— Element and bounding-box listings —
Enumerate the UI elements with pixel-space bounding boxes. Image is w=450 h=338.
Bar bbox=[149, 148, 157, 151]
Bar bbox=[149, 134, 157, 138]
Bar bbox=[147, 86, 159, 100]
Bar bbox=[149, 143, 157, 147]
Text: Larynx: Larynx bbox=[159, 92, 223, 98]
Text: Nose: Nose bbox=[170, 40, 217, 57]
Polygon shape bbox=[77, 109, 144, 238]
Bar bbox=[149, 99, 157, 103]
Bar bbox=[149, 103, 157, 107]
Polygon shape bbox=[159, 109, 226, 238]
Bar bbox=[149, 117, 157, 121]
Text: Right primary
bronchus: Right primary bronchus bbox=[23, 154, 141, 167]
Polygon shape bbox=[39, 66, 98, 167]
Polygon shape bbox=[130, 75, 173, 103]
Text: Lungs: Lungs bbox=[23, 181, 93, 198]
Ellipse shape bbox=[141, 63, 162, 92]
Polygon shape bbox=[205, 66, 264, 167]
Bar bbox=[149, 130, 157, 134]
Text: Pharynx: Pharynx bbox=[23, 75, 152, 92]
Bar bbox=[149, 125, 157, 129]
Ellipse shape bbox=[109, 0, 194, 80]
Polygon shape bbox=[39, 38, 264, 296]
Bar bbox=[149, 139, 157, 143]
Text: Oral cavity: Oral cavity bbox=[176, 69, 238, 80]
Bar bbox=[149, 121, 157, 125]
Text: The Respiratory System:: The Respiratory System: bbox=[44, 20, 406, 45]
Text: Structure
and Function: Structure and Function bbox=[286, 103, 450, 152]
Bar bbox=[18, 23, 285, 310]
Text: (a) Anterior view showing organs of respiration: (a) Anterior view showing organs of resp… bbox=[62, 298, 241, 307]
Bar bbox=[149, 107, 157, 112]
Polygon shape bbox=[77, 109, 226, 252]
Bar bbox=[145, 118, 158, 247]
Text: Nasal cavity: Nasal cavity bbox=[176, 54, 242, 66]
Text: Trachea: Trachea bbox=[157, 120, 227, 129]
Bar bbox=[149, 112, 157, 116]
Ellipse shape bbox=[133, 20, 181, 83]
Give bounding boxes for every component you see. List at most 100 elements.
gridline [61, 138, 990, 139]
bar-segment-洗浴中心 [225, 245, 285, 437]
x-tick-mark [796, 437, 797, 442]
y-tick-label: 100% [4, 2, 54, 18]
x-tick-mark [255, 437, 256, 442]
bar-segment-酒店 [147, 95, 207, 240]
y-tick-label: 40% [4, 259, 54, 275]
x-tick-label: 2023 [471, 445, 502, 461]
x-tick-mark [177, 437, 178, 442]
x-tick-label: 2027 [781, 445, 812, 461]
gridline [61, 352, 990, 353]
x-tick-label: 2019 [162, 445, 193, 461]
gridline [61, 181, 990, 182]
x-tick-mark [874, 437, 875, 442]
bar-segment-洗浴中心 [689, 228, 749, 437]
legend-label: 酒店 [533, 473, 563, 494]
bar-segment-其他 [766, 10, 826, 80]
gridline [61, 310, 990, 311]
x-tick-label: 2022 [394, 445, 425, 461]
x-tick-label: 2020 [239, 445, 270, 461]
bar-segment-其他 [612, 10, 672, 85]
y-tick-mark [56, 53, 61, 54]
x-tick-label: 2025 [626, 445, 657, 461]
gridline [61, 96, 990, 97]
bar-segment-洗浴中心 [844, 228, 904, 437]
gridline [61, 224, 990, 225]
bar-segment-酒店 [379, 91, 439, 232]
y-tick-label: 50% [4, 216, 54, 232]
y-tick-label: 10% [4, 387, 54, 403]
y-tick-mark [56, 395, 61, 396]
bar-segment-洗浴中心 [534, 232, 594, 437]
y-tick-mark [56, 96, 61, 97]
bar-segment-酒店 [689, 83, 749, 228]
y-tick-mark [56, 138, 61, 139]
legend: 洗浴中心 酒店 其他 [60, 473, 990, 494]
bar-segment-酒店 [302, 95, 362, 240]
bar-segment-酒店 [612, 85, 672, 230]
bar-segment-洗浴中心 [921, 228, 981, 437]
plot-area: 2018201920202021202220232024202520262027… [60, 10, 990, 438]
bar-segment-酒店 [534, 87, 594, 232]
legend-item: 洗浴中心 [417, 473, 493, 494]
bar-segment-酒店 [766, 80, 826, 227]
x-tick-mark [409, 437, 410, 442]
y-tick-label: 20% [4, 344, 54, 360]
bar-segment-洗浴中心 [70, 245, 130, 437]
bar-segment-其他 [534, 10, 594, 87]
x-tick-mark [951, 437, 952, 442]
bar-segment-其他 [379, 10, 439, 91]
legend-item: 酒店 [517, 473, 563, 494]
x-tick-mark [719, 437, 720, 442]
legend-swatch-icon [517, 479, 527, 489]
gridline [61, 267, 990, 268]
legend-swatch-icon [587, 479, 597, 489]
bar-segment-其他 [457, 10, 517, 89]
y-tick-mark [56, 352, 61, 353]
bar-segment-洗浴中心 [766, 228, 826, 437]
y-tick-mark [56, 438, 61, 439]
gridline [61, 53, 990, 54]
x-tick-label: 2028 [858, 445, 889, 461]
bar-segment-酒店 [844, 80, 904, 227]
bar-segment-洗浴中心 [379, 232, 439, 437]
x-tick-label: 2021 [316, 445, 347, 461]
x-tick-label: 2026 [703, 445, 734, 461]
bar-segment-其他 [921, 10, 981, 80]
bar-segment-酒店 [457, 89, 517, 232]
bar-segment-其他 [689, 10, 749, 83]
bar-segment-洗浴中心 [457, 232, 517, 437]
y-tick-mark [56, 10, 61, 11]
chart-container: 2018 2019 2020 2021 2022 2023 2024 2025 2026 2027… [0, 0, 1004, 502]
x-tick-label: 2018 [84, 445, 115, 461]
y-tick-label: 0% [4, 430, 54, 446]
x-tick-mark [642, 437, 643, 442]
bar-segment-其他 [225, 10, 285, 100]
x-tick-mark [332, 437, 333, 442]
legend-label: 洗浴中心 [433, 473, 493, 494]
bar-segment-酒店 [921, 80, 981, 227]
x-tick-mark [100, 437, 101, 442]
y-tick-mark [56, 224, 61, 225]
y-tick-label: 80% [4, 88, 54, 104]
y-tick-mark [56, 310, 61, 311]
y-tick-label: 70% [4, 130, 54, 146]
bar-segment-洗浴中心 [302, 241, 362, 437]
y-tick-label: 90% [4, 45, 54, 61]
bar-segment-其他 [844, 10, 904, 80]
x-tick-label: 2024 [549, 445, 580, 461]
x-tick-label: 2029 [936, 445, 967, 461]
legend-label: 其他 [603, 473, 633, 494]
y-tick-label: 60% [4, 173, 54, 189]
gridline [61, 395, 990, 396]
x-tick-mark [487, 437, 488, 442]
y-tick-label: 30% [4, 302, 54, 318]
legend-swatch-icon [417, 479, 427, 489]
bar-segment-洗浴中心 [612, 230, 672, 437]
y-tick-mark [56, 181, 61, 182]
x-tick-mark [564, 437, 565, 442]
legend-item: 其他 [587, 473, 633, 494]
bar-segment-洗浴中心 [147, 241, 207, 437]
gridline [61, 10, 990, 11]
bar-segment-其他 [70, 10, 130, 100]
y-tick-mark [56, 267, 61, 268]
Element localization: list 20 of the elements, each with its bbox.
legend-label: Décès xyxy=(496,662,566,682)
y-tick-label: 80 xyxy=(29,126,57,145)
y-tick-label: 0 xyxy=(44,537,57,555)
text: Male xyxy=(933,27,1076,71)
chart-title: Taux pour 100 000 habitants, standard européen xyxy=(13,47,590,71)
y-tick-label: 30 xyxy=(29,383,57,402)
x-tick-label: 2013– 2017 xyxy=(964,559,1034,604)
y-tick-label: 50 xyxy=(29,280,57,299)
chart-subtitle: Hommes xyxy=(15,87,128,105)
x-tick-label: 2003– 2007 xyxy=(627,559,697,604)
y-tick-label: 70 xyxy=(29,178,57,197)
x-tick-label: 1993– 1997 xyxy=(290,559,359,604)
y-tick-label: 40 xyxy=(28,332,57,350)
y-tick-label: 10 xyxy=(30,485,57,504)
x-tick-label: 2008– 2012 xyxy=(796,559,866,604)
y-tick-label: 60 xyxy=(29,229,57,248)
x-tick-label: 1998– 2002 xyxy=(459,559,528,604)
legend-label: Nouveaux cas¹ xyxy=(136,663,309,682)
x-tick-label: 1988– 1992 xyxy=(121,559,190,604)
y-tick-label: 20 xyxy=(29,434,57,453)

— Exercise brief —
Count the lines of the data that contain the string "legend", and reply with the number alone.

— Exercise answer —
12